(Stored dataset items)
+--
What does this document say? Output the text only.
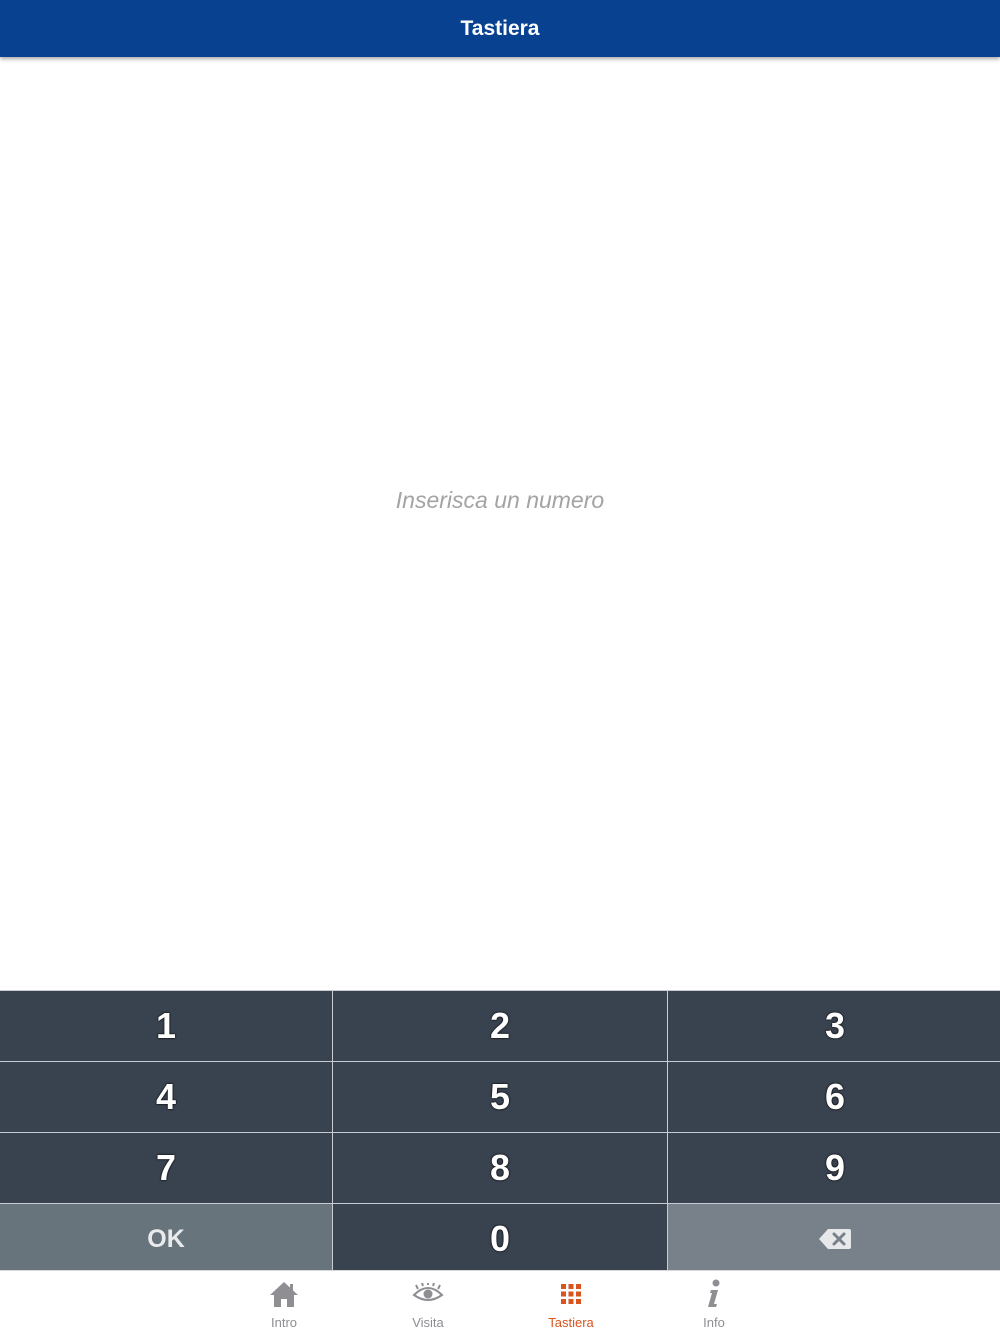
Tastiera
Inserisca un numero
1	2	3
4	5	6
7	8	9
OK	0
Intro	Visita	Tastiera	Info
+--
■ Description of the task ■
Write out the entries above word for word. Do not include the pictures.

■ Correct answer ■
What does this document say? Output the text only.
Tastiera
Inserisca un numero
1	2	3
4	5	6
7	8	9
OK	0
Intro	Visita	Tastiera	Info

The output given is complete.